Lines containing the word "icon" are to be counted; state their number and nothing further.

[Collected data]
━━━━
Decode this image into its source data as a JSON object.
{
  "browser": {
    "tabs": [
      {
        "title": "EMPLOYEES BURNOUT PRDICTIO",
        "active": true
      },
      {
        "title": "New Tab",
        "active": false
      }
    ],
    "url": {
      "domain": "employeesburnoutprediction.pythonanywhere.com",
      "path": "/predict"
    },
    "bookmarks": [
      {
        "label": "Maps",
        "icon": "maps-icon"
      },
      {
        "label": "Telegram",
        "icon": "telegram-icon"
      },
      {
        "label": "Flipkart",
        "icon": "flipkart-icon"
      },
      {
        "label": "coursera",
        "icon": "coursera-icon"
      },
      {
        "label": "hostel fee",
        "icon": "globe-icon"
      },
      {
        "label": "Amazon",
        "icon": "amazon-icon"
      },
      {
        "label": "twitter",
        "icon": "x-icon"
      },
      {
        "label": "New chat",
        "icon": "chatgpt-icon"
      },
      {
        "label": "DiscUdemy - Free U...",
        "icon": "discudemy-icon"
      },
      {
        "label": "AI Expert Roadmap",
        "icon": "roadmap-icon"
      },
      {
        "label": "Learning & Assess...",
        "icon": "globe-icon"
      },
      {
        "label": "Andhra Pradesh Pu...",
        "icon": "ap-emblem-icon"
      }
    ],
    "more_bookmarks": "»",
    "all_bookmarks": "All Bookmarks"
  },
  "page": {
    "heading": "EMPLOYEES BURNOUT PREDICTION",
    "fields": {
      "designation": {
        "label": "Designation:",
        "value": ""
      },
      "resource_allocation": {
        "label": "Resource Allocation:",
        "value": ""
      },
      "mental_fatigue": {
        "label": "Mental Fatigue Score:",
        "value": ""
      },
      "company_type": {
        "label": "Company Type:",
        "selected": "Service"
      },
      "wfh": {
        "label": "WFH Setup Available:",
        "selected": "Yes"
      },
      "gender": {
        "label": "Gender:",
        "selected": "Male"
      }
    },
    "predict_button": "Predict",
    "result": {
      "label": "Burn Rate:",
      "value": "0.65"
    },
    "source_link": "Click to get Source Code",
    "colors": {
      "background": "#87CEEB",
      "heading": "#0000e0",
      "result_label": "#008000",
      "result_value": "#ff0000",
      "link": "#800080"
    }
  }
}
━━━━
▶ Problem solution
12